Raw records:
#####

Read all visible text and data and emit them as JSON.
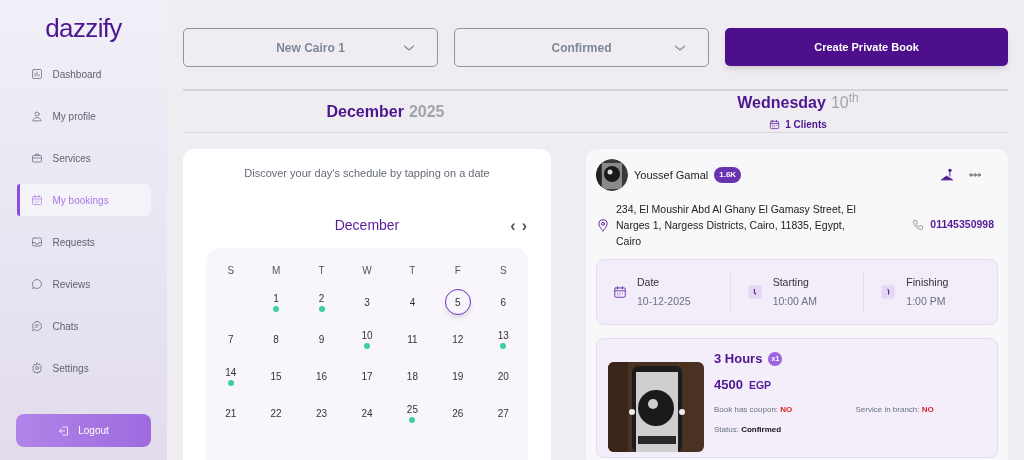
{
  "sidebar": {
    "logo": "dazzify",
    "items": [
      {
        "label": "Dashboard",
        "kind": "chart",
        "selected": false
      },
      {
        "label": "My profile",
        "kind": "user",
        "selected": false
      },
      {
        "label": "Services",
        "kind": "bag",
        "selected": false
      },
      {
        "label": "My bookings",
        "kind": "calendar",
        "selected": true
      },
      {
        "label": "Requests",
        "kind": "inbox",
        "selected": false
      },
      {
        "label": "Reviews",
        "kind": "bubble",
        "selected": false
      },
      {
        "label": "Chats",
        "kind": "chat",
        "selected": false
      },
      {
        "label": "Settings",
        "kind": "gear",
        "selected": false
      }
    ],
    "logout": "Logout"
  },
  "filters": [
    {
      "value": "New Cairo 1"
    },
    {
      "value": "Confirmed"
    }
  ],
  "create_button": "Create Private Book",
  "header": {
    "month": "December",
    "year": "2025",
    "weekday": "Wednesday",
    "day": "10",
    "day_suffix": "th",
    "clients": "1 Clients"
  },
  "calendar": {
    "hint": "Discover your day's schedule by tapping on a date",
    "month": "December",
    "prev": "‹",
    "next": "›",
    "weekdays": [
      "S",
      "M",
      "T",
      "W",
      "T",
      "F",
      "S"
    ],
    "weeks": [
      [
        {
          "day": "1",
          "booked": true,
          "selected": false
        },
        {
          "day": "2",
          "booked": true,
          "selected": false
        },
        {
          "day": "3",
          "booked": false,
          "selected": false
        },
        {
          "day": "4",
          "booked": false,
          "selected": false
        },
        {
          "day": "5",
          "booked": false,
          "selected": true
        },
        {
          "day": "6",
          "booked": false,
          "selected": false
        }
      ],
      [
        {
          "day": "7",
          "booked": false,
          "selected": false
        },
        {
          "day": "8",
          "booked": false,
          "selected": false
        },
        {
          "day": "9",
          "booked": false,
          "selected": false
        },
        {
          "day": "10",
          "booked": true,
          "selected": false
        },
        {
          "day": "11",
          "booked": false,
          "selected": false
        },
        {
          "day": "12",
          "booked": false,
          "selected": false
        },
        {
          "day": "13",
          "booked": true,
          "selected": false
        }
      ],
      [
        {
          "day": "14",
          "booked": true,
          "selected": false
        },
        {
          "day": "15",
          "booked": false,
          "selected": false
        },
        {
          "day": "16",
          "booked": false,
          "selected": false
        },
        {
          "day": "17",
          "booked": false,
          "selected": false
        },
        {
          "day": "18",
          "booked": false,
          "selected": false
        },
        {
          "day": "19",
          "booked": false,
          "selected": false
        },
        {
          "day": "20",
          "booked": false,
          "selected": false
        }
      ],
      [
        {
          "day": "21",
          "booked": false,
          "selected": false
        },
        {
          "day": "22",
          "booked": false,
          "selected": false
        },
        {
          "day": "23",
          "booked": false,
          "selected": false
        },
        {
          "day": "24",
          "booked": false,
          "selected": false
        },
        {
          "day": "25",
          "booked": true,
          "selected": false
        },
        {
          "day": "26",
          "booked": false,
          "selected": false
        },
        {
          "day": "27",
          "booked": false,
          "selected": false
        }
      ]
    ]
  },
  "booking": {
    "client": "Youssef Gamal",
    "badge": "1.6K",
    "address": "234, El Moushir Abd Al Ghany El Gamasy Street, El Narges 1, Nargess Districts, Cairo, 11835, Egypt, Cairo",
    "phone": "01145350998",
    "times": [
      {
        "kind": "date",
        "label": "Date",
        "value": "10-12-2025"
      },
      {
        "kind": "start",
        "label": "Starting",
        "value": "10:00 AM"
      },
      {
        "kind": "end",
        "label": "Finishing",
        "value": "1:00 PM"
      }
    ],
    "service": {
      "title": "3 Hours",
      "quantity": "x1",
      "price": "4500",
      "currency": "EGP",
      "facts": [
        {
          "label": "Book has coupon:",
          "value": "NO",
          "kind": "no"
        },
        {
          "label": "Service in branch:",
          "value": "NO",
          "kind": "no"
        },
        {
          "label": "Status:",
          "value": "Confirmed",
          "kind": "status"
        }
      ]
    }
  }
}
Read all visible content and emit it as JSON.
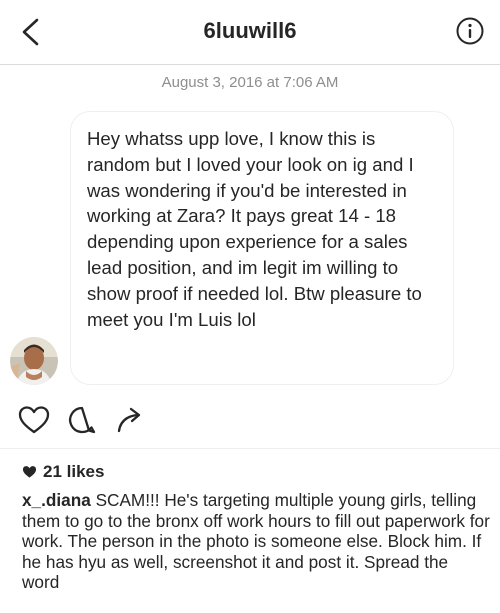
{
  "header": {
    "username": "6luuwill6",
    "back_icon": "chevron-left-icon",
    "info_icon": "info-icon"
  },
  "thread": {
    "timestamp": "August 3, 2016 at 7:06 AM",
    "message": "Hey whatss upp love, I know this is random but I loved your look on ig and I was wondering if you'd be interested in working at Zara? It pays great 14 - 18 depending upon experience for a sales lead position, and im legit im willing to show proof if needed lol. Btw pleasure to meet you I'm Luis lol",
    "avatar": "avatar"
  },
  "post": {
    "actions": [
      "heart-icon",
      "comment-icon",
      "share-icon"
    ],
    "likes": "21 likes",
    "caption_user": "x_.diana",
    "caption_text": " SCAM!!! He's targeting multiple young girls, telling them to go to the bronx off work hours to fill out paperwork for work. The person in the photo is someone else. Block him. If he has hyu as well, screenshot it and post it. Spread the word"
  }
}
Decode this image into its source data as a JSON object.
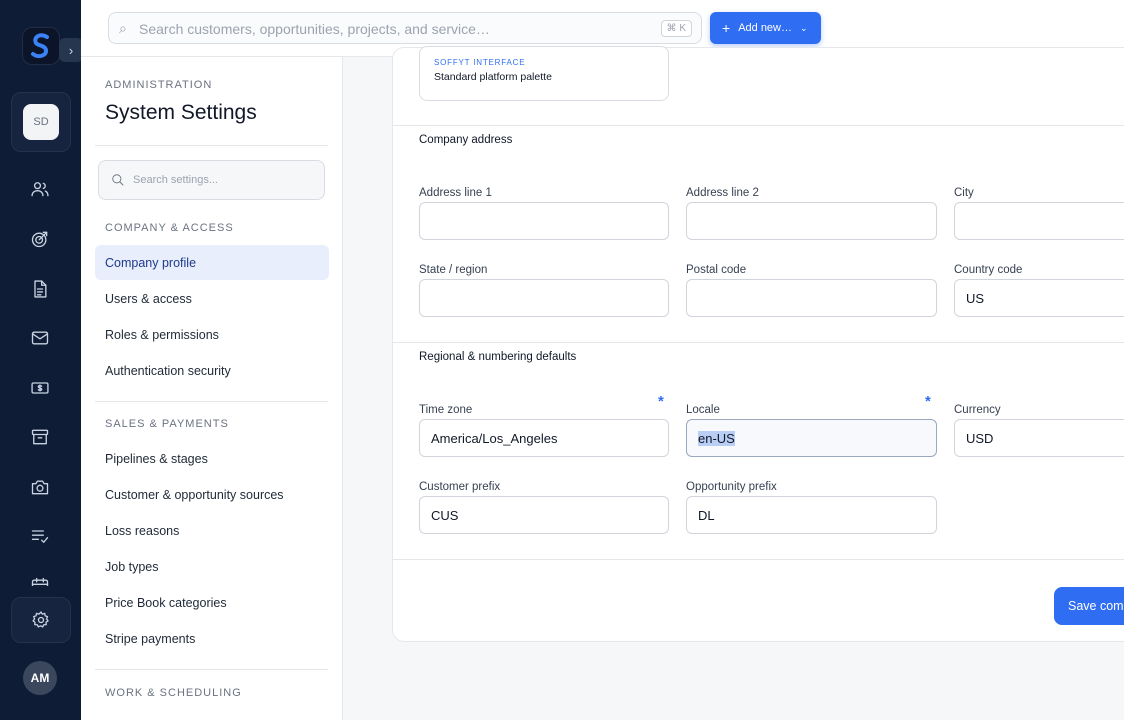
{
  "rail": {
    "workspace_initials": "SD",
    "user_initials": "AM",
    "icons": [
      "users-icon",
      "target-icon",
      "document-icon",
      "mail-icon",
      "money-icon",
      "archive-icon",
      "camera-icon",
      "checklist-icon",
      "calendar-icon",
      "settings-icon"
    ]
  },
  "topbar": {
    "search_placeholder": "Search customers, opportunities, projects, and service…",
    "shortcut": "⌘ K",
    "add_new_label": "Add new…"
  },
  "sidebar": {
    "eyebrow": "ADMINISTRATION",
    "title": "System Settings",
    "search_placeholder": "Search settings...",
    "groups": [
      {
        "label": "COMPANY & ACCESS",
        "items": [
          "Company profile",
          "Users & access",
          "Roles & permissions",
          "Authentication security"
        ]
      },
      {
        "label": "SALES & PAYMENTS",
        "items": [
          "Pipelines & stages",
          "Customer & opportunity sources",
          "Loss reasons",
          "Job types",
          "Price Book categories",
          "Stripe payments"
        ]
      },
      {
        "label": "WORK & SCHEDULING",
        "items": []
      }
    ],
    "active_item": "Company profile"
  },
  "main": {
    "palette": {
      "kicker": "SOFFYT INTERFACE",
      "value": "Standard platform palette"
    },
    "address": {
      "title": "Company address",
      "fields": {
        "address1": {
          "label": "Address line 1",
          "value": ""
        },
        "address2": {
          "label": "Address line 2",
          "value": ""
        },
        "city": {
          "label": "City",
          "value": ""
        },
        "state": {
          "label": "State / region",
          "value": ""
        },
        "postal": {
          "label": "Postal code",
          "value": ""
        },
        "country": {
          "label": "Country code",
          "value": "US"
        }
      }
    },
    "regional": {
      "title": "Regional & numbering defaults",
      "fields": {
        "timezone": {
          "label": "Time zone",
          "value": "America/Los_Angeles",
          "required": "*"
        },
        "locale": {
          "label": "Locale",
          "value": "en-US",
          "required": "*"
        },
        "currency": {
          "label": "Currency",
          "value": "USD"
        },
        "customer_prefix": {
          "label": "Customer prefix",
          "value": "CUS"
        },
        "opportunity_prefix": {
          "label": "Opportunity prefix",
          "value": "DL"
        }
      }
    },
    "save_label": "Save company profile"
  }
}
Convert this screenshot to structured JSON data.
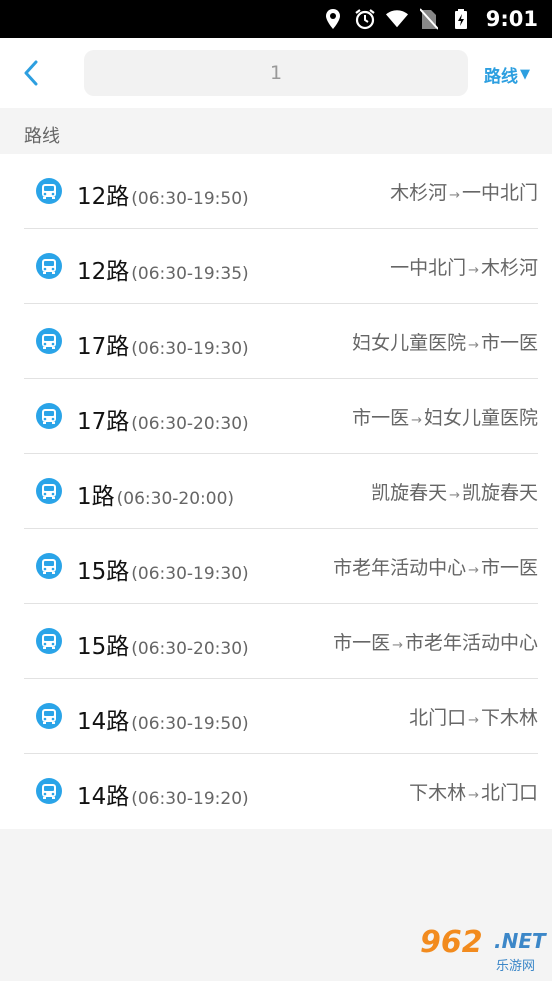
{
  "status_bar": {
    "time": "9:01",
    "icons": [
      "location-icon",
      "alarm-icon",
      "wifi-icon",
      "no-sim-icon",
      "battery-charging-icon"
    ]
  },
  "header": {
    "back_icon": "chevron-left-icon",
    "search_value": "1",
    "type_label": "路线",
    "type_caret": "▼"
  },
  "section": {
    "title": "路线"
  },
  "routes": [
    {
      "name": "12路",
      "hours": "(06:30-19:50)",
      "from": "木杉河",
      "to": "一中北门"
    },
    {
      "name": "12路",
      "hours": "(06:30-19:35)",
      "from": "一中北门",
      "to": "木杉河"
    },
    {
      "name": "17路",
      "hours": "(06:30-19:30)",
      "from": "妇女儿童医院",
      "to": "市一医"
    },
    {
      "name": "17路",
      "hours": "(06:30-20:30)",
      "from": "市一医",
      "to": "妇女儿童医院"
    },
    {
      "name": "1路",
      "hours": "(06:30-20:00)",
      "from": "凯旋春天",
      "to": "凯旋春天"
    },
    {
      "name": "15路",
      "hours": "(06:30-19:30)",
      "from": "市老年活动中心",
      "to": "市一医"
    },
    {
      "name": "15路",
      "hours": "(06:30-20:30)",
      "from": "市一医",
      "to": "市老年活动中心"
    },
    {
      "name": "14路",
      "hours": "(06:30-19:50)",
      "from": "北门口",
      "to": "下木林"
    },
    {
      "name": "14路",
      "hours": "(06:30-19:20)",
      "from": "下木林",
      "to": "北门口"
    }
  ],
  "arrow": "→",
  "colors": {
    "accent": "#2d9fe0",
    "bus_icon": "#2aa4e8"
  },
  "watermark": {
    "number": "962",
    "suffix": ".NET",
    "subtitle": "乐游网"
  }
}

#####

Locate the word "profile" in the data above. Copy every line carrying it.

        "label": "My profile",
          "Company profile",
    "active_item": "Company profile"
    "save_label": "Save company profile"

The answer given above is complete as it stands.